Entries from a dataset
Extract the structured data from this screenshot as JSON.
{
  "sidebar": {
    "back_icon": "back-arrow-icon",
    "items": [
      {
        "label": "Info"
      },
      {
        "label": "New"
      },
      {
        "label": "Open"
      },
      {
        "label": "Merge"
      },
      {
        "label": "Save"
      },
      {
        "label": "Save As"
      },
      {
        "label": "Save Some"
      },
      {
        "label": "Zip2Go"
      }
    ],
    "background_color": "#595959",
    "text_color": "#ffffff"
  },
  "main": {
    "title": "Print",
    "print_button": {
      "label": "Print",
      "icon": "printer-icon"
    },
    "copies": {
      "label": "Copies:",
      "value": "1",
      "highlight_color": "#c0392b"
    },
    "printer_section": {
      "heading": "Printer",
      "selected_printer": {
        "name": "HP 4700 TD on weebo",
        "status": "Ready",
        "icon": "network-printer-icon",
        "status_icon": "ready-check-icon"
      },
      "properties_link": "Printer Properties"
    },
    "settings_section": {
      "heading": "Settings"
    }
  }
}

▸ **GOAL**
Pull out every line in the material above where "icon" occurs.

▸ **SOLUTION TO THE EXERCISE**
    "back_icon": "back-arrow-icon",
      "icon": "printer-icon"
        "icon": "network-printer-icon",
        "status_icon": "ready-check-icon"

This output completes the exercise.